» To be done
Type out the material below exactly.

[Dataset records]
++++++

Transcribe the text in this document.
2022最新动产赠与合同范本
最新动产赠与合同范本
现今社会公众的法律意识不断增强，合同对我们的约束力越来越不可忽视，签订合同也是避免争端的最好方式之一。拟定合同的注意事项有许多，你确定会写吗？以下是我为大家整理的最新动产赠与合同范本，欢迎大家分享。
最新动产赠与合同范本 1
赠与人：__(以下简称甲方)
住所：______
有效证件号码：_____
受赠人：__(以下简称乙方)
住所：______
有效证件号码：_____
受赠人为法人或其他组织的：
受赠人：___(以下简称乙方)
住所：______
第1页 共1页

++++++

» Result below
Transcribe the text in this document.
2022最新动产赠与合同范本
最新动产赠与合同范本
现今社会公众的法律意识不断增强，合同对我们的约束力越来越不可忽视，签订合同也是避免争端的最好方式之一。拟定合同的注意事项有许多，你确定会写吗？以下是我为大家整理的最新动产赠与合同范本，欢迎大家分享。
最新动产赠与合同范本 1
赠与人：__(以下简称甲方)
住所：______
有效证件号码：_____
受赠人：__(以下简称乙方)
住所：______
有效证件号码：_____
受赠人为法人或其他组织的：
受赠人：___(以下简称乙方)
住所：______
第1页 共1页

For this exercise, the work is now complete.